What the task requires:
Exact repetition of every entry is required.

+++

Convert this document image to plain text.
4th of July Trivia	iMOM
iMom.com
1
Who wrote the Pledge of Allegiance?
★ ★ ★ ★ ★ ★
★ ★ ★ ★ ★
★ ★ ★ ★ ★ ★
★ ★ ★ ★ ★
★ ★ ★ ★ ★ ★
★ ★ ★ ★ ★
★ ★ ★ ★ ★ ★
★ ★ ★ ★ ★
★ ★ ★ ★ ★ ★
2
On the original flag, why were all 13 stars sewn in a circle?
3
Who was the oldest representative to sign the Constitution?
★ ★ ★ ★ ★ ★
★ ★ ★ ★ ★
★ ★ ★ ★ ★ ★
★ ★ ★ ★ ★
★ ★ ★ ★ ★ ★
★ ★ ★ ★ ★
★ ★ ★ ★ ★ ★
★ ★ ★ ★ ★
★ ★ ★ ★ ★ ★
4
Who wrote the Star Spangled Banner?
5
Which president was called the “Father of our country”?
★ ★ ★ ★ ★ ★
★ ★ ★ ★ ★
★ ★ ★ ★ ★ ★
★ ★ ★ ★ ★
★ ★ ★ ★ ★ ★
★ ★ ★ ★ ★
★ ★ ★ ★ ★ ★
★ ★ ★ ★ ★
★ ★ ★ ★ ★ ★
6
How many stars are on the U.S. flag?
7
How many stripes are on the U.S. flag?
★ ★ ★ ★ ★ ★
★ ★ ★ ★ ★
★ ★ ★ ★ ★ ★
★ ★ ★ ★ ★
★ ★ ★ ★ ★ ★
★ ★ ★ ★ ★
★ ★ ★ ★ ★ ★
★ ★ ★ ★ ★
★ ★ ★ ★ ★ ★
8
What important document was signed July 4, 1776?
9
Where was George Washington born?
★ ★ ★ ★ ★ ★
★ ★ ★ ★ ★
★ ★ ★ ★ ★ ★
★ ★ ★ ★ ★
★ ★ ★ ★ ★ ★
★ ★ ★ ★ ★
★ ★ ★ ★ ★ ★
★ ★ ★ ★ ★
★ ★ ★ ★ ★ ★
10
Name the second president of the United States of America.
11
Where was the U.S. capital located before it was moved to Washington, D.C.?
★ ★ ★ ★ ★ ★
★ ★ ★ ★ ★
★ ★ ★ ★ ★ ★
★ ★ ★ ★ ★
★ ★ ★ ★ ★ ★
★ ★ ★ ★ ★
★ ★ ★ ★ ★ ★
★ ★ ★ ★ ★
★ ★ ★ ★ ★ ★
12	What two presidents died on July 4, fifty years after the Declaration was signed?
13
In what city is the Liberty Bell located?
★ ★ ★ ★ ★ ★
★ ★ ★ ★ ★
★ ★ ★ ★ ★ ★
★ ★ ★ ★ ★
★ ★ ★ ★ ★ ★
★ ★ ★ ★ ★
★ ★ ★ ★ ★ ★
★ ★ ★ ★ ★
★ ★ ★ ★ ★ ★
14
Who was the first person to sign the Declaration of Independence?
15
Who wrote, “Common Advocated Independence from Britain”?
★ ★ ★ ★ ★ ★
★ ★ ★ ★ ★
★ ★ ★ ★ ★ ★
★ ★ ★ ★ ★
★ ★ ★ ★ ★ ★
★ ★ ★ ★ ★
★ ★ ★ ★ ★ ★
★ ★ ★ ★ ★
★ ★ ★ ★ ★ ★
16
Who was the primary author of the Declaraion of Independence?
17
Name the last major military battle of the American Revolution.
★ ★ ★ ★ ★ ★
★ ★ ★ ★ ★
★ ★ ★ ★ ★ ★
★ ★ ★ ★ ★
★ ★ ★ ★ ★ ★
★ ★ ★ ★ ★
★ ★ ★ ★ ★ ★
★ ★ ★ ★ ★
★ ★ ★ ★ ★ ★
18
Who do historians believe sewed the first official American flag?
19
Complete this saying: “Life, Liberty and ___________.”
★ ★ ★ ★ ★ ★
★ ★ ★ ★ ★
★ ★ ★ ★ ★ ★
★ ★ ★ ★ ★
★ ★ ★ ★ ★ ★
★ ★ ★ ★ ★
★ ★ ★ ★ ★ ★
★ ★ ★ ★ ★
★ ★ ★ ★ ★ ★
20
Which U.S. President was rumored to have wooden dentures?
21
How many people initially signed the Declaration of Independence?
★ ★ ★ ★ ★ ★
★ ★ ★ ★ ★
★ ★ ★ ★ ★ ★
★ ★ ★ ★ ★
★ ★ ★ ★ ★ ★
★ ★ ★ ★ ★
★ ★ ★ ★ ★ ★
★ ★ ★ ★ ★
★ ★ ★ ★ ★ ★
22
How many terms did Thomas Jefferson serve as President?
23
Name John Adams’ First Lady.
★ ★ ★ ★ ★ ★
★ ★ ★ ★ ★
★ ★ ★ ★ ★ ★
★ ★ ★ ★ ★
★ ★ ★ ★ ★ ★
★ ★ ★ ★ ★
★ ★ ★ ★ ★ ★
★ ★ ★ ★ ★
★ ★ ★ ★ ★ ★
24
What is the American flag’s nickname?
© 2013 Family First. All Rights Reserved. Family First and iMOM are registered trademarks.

+++

Reply to the exercise:
Convert this document image to plain text.
4th of July Trivia	iMOM
iMom.com
1
Who wrote the Pledge of Allegiance?
★ ★ ★ ★ ★ ★
★ ★ ★ ★ ★
★ ★ ★ ★ ★ ★
★ ★ ★ ★ ★
★ ★ ★ ★ ★ ★
★ ★ ★ ★ ★
★ ★ ★ ★ ★ ★
★ ★ ★ ★ ★
★ ★ ★ ★ ★ ★
2
On the original flag, why were all 13 stars sewn in a circle?
3
Who was the oldest representative to sign the Constitution?
★ ★ ★ ★ ★ ★
★ ★ ★ ★ ★
★ ★ ★ ★ ★ ★
★ ★ ★ ★ ★
★ ★ ★ ★ ★ ★
★ ★ ★ ★ ★
★ ★ ★ ★ ★ ★
★ ★ ★ ★ ★
★ ★ ★ ★ ★ ★
4
Who wrote the Star Spangled Banner?
5
Which president was called the “Father of our country”?
★ ★ ★ ★ ★ ★
★ ★ ★ ★ ★
★ ★ ★ ★ ★ ★
★ ★ ★ ★ ★
★ ★ ★ ★ ★ ★
★ ★ ★ ★ ★
★ ★ ★ ★ ★ ★
★ ★ ★ ★ ★
★ ★ ★ ★ ★ ★
6
How many stars are on the U.S. flag?
7
How many stripes are on the U.S. flag?
★ ★ ★ ★ ★ ★
★ ★ ★ ★ ★
★ ★ ★ ★ ★ ★
★ ★ ★ ★ ★
★ ★ ★ ★ ★ ★
★ ★ ★ ★ ★
★ ★ ★ ★ ★ ★
★ ★ ★ ★ ★
★ ★ ★ ★ ★ ★
8
What important document was signed July 4, 1776?
9
Where was George Washington born?
★ ★ ★ ★ ★ ★
★ ★ ★ ★ ★
★ ★ ★ ★ ★ ★
★ ★ ★ ★ ★
★ ★ ★ ★ ★ ★
★ ★ ★ ★ ★
★ ★ ★ ★ ★ ★
★ ★ ★ ★ ★
★ ★ ★ ★ ★ ★
10
Name the second president of the United States of America.
11
Where was the U.S. capital located before it was moved to Washington, D.C.?
★ ★ ★ ★ ★ ★
★ ★ ★ ★ ★
★ ★ ★ ★ ★ ★
★ ★ ★ ★ ★
★ ★ ★ ★ ★ ★
★ ★ ★ ★ ★
★ ★ ★ ★ ★ ★
★ ★ ★ ★ ★
★ ★ ★ ★ ★ ★
12	What two presidents died on July 4, fifty years after the Declaration was signed?
13
In what city is the Liberty Bell located?
★ ★ ★ ★ ★ ★
★ ★ ★ ★ ★
★ ★ ★ ★ ★ ★
★ ★ ★ ★ ★
★ ★ ★ ★ ★ ★
★ ★ ★ ★ ★
★ ★ ★ ★ ★ ★
★ ★ ★ ★ ★
★ ★ ★ ★ ★ ★
14
Who was the first person to sign the Declaration of Independence?
15
Who wrote, “Common Advocated Independence from Britain”?
★ ★ ★ ★ ★ ★
★ ★ ★ ★ ★
★ ★ ★ ★ ★ ★
★ ★ ★ ★ ★
★ ★ ★ ★ ★ ★
★ ★ ★ ★ ★
★ ★ ★ ★ ★ ★
★ ★ ★ ★ ★
★ ★ ★ ★ ★ ★
16
Who was the primary author of the Declaraion of Independence?
17
Name the last major military battle of the American Revolution.
★ ★ ★ ★ ★ ★
★ ★ ★ ★ ★
★ ★ ★ ★ ★ ★
★ ★ ★ ★ ★
★ ★ ★ ★ ★ ★
★ ★ ★ ★ ★
★ ★ ★ ★ ★ ★
★ ★ ★ ★ ★
★ ★ ★ ★ ★ ★
18
Who do historians believe sewed the first official American flag?
19
Complete this saying: “Life, Liberty and ___________.”
★ ★ ★ ★ ★ ★
★ ★ ★ ★ ★
★ ★ ★ ★ ★ ★
★ ★ ★ ★ ★
★ ★ ★ ★ ★ ★
★ ★ ★ ★ ★
★ ★ ★ ★ ★ ★
★ ★ ★ ★ ★
★ ★ ★ ★ ★ ★
20
Which U.S. President was rumored to have wooden dentures?
21
How many people initially signed the Declaration of Independence?
★ ★ ★ ★ ★ ★
★ ★ ★ ★ ★
★ ★ ★ ★ ★ ★
★ ★ ★ ★ ★
★ ★ ★ ★ ★ ★
★ ★ ★ ★ ★
★ ★ ★ ★ ★ ★
★ ★ ★ ★ ★
★ ★ ★ ★ ★ ★
22
How many terms did Thomas Jefferson serve as President?
23
Name John Adams’ First Lady.
★ ★ ★ ★ ★ ★
★ ★ ★ ★ ★
★ ★ ★ ★ ★ ★
★ ★ ★ ★ ★
★ ★ ★ ★ ★ ★
★ ★ ★ ★ ★
★ ★ ★ ★ ★ ★
★ ★ ★ ★ ★
★ ★ ★ ★ ★ ★
24
What is the American flag’s nickname?
© 2013 Family First. All Rights Reserved. Family First and iMOM are registered trademarks.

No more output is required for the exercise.